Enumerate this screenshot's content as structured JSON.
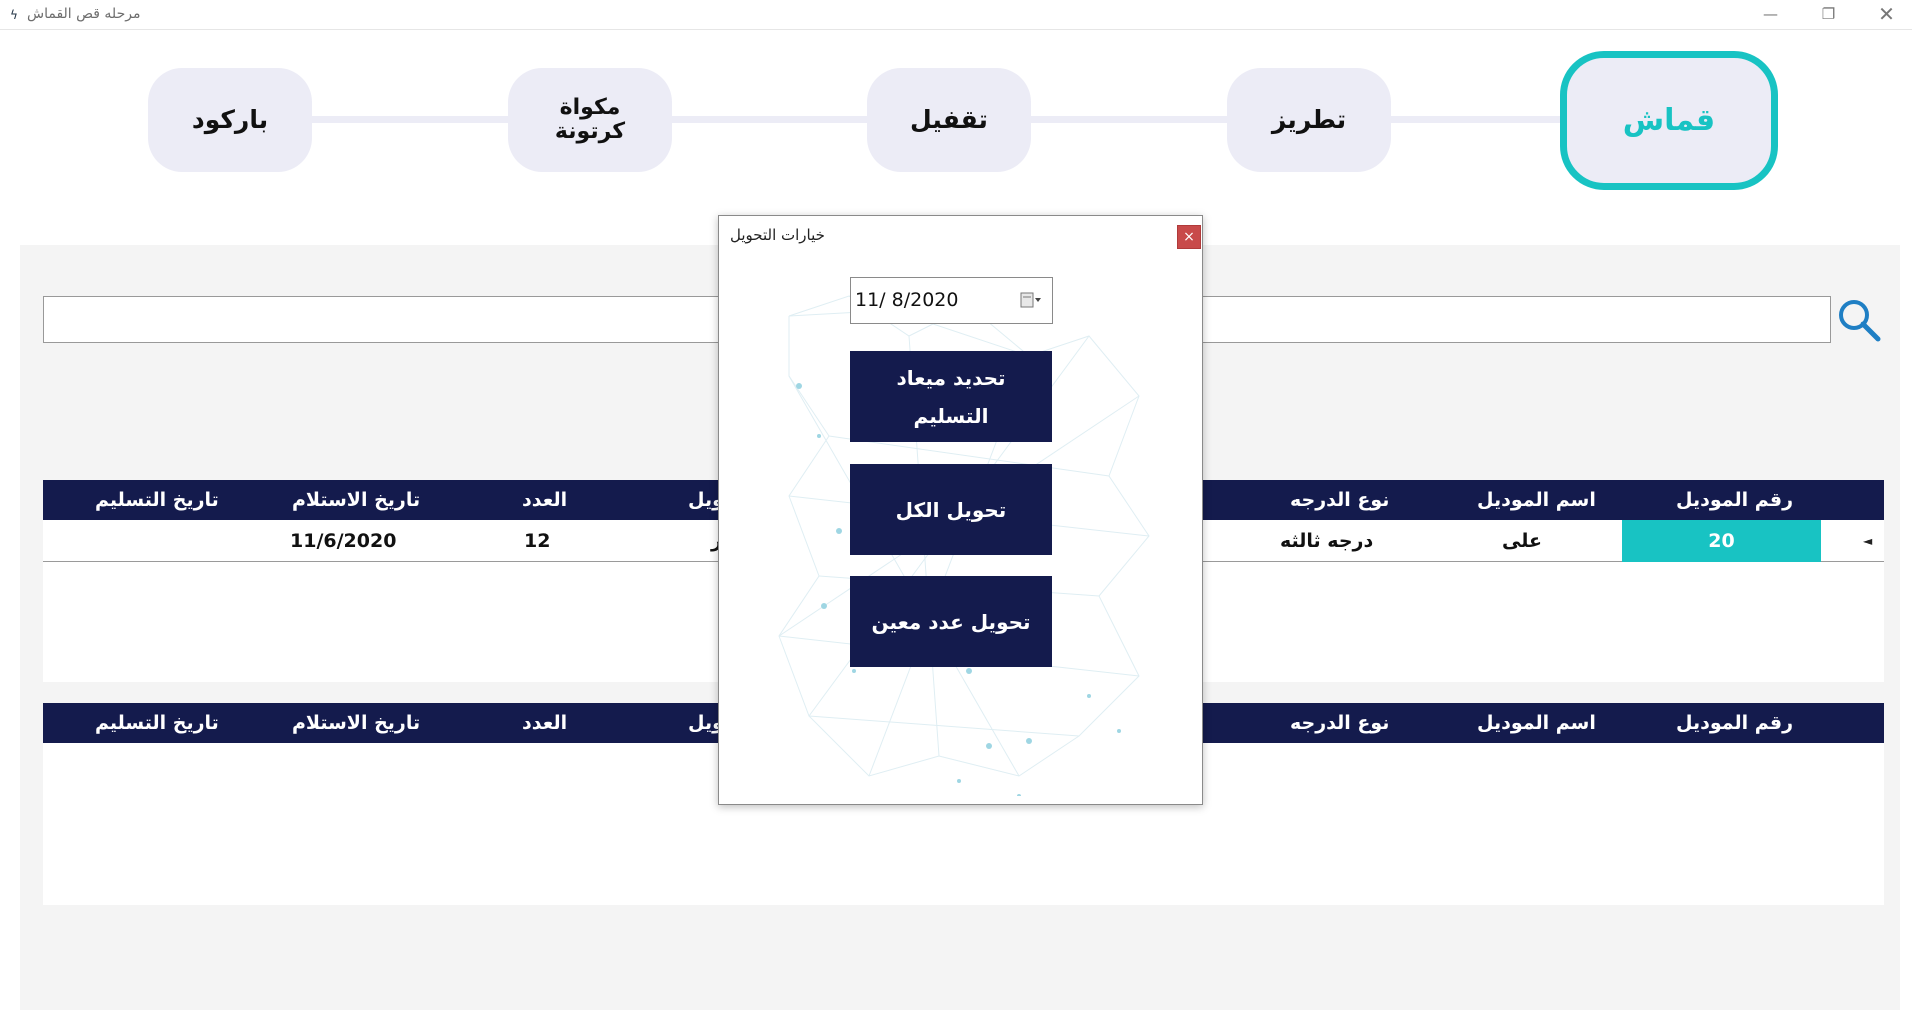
{
  "window": {
    "title": "مرحله قص القماش",
    "min": "—",
    "max": "❐",
    "close": "✕"
  },
  "steps": [
    {
      "label": "قماش"
    },
    {
      "label": "تطريز"
    },
    {
      "label": "تقفيل"
    },
    {
      "label": "مكواة كرتونة"
    },
    {
      "label": "باركود"
    }
  ],
  "search": {
    "value": "",
    "icon": "search-icon"
  },
  "grid1": {
    "headers": [
      "رقم الموديل",
      "اسم الموديل",
      "نوع الدرجه",
      "",
      "العدد",
      "تاريخ الاستلام",
      "تاريخ التسليم"
    ],
    "header_partial": "حويل",
    "row": {
      "model_no": "20",
      "model_name": "على",
      "grade": "درجه ثالثه",
      "partial": "ر",
      "count": "12",
      "received": "11/6/2020",
      "delivered": ""
    }
  },
  "grid2": {
    "headers": [
      "رقم الموديل",
      "اسم الموديل",
      "نوع الدرجه",
      "",
      "العدد",
      "تاريخ الاستلام",
      "تاريخ التسليم"
    ],
    "header_partial": "حويل"
  },
  "dialog": {
    "title": "خيارات التحويل",
    "close": "×",
    "date": "11/  8/2020",
    "btn_set_date": "تحديد ميعاد التسليم",
    "btn_transfer_all": "تحويل الكل",
    "btn_transfer_count": "تحويل عدد معين"
  },
  "colors": {
    "navy": "#141b4d",
    "teal": "#18c3c3",
    "step_bg": "#ececf6",
    "close_red": "#c84a4a"
  }
}
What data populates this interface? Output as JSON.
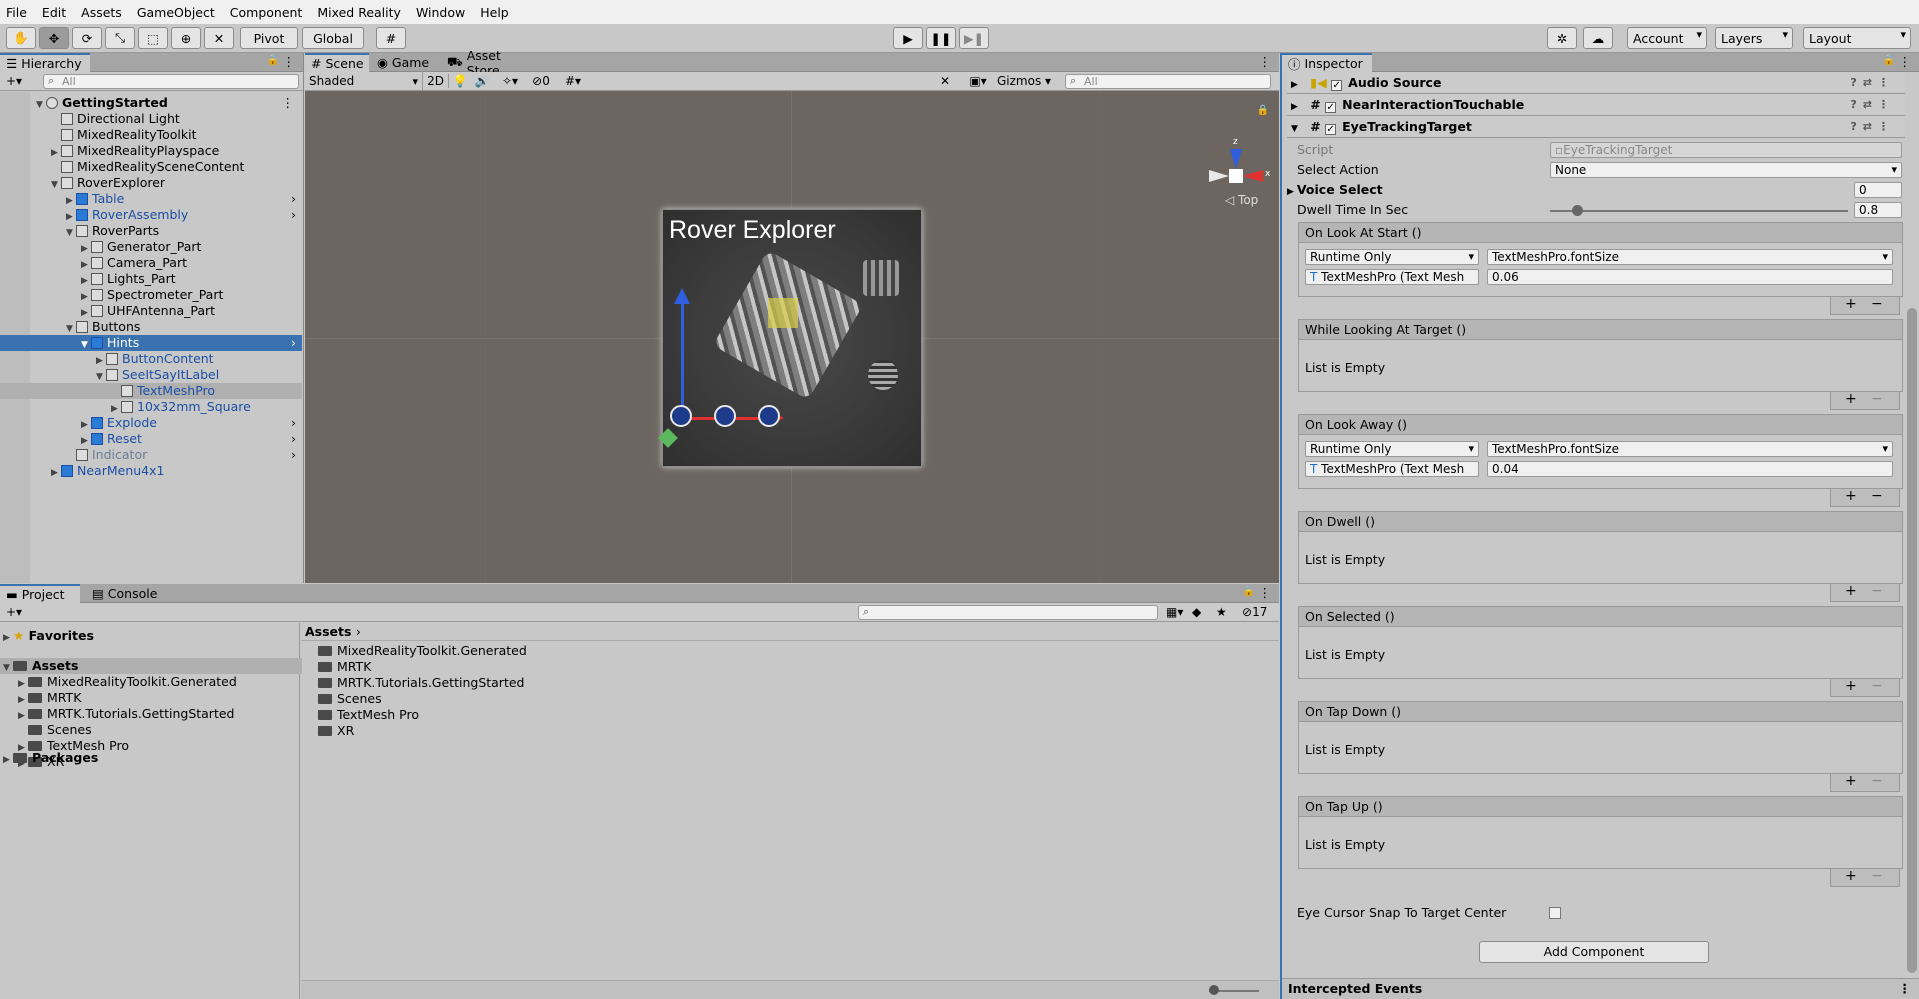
{
  "menu": [
    "File",
    "Edit",
    "Assets",
    "GameObject",
    "Component",
    "Mixed Reality",
    "Window",
    "Help"
  ],
  "toolbar": {
    "pivot": "Pivot",
    "global": "Global",
    "account": "Account",
    "layers": "Layers",
    "layout": "Layout"
  },
  "hierarchy": {
    "tab": "Hierarchy",
    "search_placeholder": "All",
    "rows": [
      {
        "label": "GettingStarted",
        "indent": 0
      },
      {
        "label": "Directional Light",
        "indent": 1
      },
      {
        "label": "MixedRealityToolkit",
        "indent": 1
      },
      {
        "label": "MixedRealityPlayspace",
        "indent": 1
      },
      {
        "label": "MixedRealitySceneContent",
        "indent": 1
      },
      {
        "label": "RoverExplorer",
        "indent": 1
      },
      {
        "label": "Table",
        "indent": 2
      },
      {
        "label": "RoverAssembly",
        "indent": 2
      },
      {
        "label": "RoverParts",
        "indent": 2
      },
      {
        "label": "Generator_Part",
        "indent": 3
      },
      {
        "label": "Camera_Part",
        "indent": 3
      },
      {
        "label": "Lights_Part",
        "indent": 3
      },
      {
        "label": "Spectrometer_Part",
        "indent": 3
      },
      {
        "label": "UHFAntenna_Part",
        "indent": 3
      },
      {
        "label": "Buttons",
        "indent": 2
      },
      {
        "label": "Hints",
        "indent": 3
      },
      {
        "label": "ButtonContent",
        "indent": 4
      },
      {
        "label": "SeeItSayItLabel",
        "indent": 4
      },
      {
        "label": "TextMeshPro",
        "indent": 5
      },
      {
        "label": "10x32mm_Square",
        "indent": 5
      },
      {
        "label": "Explode",
        "indent": 3
      },
      {
        "label": "Reset",
        "indent": 3
      },
      {
        "label": "Indicator",
        "indent": 2
      },
      {
        "label": "NearMenu4x1",
        "indent": 1
      }
    ]
  },
  "scene": {
    "tabs": [
      "Scene",
      "Game",
      "Asset Store"
    ],
    "shading": "Shaded",
    "mode2d": "2D",
    "hidden_count": "0",
    "gizmos": "Gizmos",
    "search_placeholder": "All",
    "view_label": "Top",
    "board_title": "Rover Explorer"
  },
  "inspector": {
    "tab": "Inspector",
    "components": [
      "Audio Source",
      "NearInteractionTouchable",
      "EyeTrackingTarget"
    ],
    "script_label": "Script",
    "script_value": "EyeTrackingTarget",
    "select_action_label": "Select Action",
    "select_action_value": "None",
    "voice_select_label": "Voice Select",
    "voice_select_value": "0",
    "dwell_label": "Dwell Time In Sec",
    "dwell_value": "0.8",
    "events": [
      {
        "title": "On Look At Start ()",
        "runtime": "Runtime Only",
        "func": "TextMeshPro.fontSize",
        "obj": "TextMeshPro (Text Mesh",
        "val": "0.06"
      },
      {
        "title": "While Looking At Target ()",
        "empty": "List is Empty"
      },
      {
        "title": "On Look Away ()",
        "runtime": "Runtime Only",
        "func": "TextMeshPro.fontSize",
        "obj": "TextMeshPro (Text Mesh",
        "val": "0.04"
      },
      {
        "title": "On Dwell ()",
        "empty": "List is Empty"
      },
      {
        "title": "On Selected ()",
        "empty": "List is Empty"
      },
      {
        "title": "On Tap Down ()",
        "empty": "List is Empty"
      },
      {
        "title": "On Tap Up ()",
        "empty": "List is Empty"
      }
    ],
    "snap_label": "Eye Cursor Snap To Target Center",
    "add_component": "Add Component",
    "intercepted": "Intercepted Events"
  },
  "project": {
    "tabs": [
      "Project",
      "Console"
    ],
    "hidden_count": "17",
    "favorites": "Favorites",
    "assets_root": "Assets",
    "tree": [
      "MixedRealityToolkit.Generated",
      "MRTK",
      "MRTK.Tutorials.GettingStarted",
      "Scenes",
      "TextMesh Pro",
      "XR"
    ],
    "packages": "Packages",
    "breadcrumb": "Assets",
    "folders": [
      "MixedRealityToolkit.Generated",
      "MRTK",
      "MRTK.Tutorials.GettingStarted",
      "Scenes",
      "TextMesh Pro",
      "XR"
    ]
  },
  "colors": {
    "selection": "#3a72b0",
    "scene_bg": "#6d6660",
    "panel": "#c2c2c2"
  }
}
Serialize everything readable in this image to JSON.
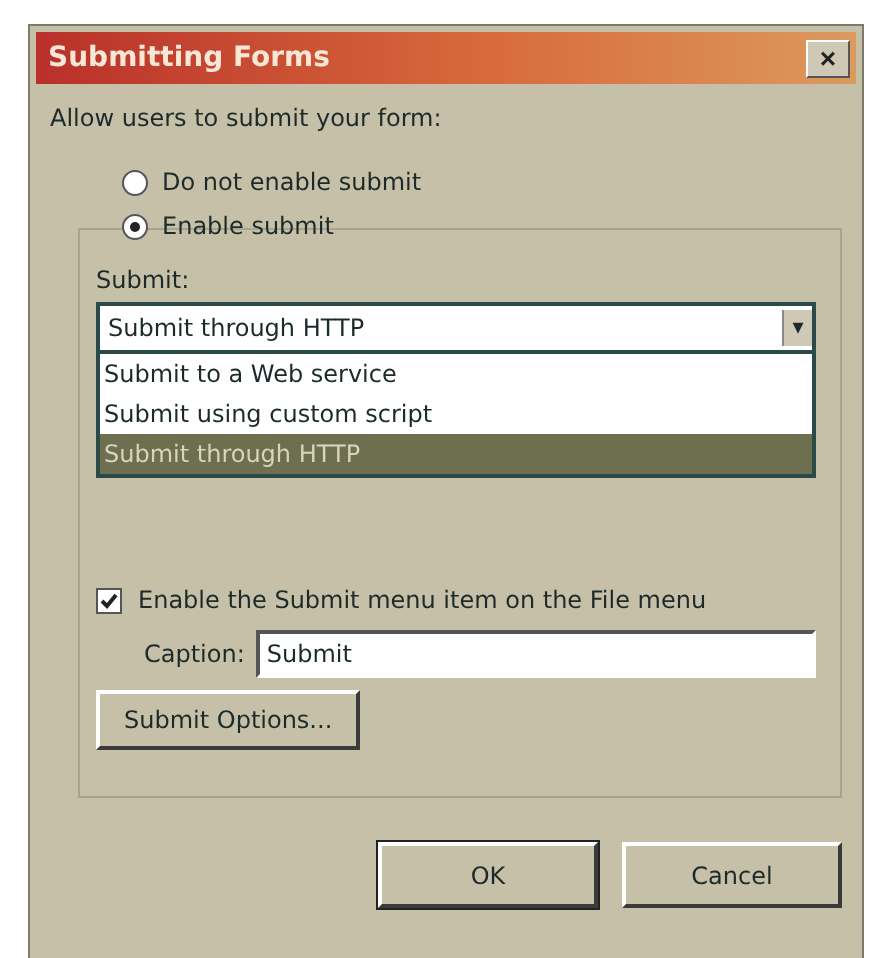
{
  "window": {
    "title": "Submitting Forms",
    "close": "×"
  },
  "intro": "Allow users to submit your form:",
  "options": [
    {
      "label": "Do not enable submit",
      "selected": false
    },
    {
      "label": "Enable submit",
      "selected": true
    }
  ],
  "submit": {
    "label": "Submit:",
    "value": "Submit through HTTP",
    "arrow": "▾",
    "expanded": true,
    "items": [
      {
        "label": "Submit to a Web service",
        "selected": false
      },
      {
        "label": "Submit using custom script",
        "selected": false
      },
      {
        "label": "Submit through HTTP",
        "selected": true
      }
    ]
  },
  "menu_item": {
    "label": "Enable the Submit menu item on the File menu",
    "checked": true
  },
  "caption": {
    "label": "Caption:",
    "value": "Submit"
  },
  "options_button": "Submit Options...",
  "buttons": [
    "OK",
    "Cancel"
  ]
}
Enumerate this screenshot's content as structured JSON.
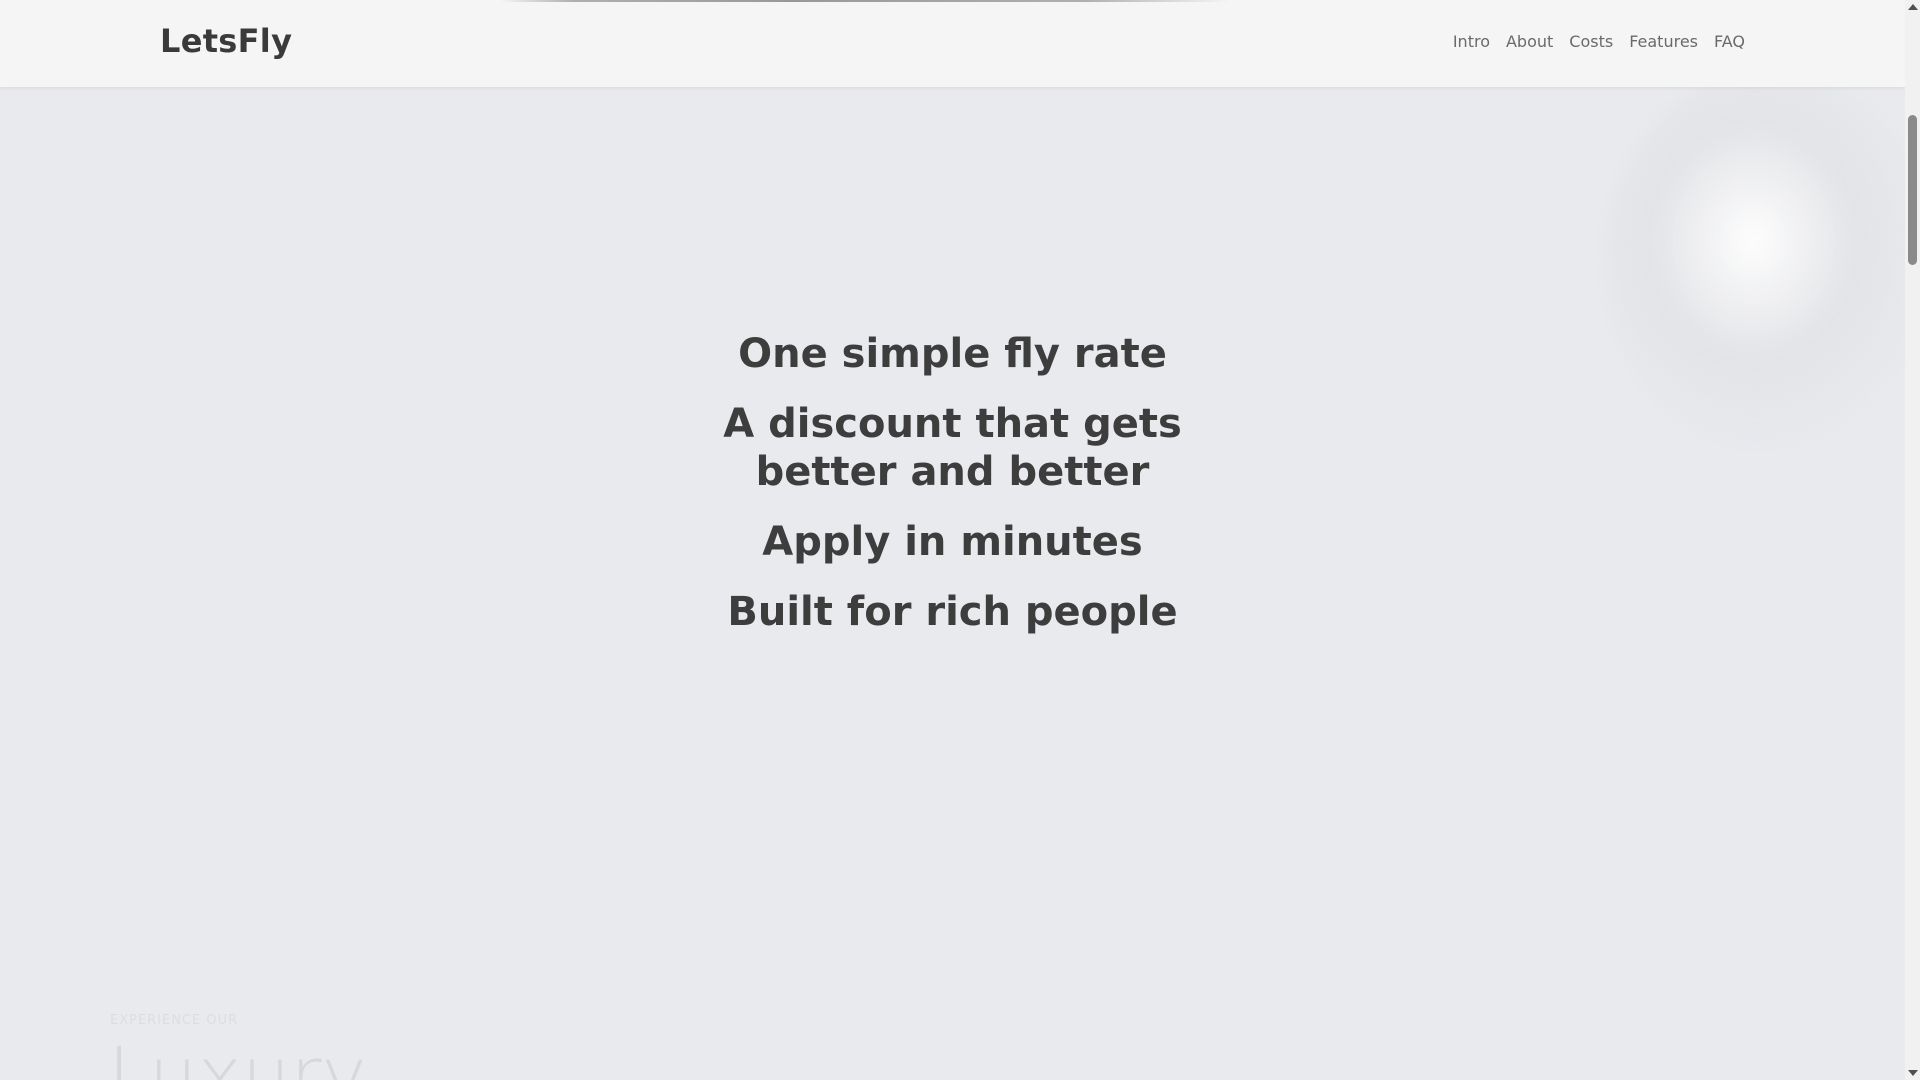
---*---
# STATED TASK
List every line above that holds the word "HTTP".

# WRITTEN SOLUTION
    "value": "Submit through HTTP",
        "label": "Submit through HTTP",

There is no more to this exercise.